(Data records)

====

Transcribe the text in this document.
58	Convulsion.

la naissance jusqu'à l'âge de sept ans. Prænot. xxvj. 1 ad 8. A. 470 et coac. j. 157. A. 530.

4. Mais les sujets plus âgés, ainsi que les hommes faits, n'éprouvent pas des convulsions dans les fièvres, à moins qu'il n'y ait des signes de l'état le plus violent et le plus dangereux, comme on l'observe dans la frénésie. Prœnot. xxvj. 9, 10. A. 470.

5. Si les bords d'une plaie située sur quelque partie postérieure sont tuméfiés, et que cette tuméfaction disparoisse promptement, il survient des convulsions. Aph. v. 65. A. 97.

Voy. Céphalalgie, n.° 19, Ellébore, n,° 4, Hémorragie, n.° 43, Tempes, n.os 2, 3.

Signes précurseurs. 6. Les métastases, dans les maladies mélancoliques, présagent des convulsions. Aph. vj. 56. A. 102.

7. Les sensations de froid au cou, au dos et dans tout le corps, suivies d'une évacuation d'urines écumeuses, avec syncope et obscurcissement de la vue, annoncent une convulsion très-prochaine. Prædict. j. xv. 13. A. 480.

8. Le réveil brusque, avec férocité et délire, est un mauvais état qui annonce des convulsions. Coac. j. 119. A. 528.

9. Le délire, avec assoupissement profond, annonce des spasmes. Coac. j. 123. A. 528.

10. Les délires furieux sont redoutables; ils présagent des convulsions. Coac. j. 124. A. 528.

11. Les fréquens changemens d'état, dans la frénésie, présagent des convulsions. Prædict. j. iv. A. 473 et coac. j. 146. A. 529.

====

-- DIRECTION --
Exactly as written, please output every entry.

-- RESULT BELOW --
Transcribe the text in this document.
58	Convulsion.

la naissance jusqu'à l'âge de sept ans. Prænot. xxvj. 1 ad 8. A. 470 et coac. j. 157. A. 530.

4. Mais les sujets plus âgés, ainsi que les hommes faits, n'éprouvent pas des convulsions dans les fièvres, à moins qu'il n'y ait des signes de l'état le plus violent et le plus dangereux, comme on l'observe dans la frénésie. Prœnot. xxvj. 9, 10. A. 470.

5. Si les bords d'une plaie située sur quelque partie postérieure sont tuméfiés, et que cette tuméfaction disparoisse promptement, il survient des convulsions. Aph. v. 65. A. 97.

Voy. Céphalalgie, n.° 19, Ellébore, n,° 4, Hémorragie, n.° 43, Tempes, n.os 2, 3.

Signes précurseurs. 6. Les métastases, dans les maladies mélancoliques, présagent des convulsions. Aph. vj. 56. A. 102.

7. Les sensations de froid au cou, au dos et dans tout le corps, suivies d'une évacuation d'urines écumeuses, avec syncope et obscurcissement de la vue, annoncent une convulsion très-prochaine. Prædict. j. xv. 13. A. 480.

8. Le réveil brusque, avec férocité et délire, est un mauvais état qui annonce des convulsions. Coac. j. 119. A. 528.

9. Le délire, avec assoupissement profond, annonce des spasmes. Coac. j. 123. A. 528.

10. Les délires furieux sont redoutables; ils présagent des convulsions. Coac. j. 124. A. 528.

11. Les fréquens changemens d'état, dans la frénésie, présagent des convulsions. Prædict. j. iv. A. 473 et coac. j. 146. A. 529.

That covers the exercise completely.